• _WHAT THE TASK ASKS_: Select the lines that contain "View" and copy each of them.

——

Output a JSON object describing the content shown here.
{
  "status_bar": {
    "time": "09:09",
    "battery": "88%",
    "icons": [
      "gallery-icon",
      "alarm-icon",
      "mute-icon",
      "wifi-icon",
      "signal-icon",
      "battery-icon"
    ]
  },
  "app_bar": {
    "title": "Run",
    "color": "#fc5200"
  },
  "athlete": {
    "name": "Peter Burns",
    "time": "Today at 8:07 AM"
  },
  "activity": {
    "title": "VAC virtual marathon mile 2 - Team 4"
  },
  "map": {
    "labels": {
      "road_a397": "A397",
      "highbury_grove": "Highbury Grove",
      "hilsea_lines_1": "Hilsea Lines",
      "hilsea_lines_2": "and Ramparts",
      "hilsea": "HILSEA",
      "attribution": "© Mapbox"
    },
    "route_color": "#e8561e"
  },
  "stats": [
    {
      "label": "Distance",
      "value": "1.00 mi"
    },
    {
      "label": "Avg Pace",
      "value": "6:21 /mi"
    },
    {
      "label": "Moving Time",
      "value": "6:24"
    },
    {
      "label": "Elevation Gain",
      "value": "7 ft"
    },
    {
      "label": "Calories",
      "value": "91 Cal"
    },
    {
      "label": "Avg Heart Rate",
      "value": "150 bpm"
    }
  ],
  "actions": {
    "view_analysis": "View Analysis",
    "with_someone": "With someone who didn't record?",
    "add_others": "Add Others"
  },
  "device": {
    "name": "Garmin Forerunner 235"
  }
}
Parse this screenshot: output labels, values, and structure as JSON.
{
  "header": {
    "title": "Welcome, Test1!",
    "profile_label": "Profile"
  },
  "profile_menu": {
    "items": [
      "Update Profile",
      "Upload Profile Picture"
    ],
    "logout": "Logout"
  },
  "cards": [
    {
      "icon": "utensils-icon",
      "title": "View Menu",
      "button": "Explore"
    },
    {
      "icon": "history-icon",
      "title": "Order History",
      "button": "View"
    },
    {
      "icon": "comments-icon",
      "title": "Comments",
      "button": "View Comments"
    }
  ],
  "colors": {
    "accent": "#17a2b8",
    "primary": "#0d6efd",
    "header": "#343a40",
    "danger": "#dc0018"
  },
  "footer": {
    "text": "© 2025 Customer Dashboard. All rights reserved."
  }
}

——

• _TASK RESPONSE_:
    "view_analysis": "View Analysis",
      "title": "View Menu",
      "button": "View"
      "button": "View Comments"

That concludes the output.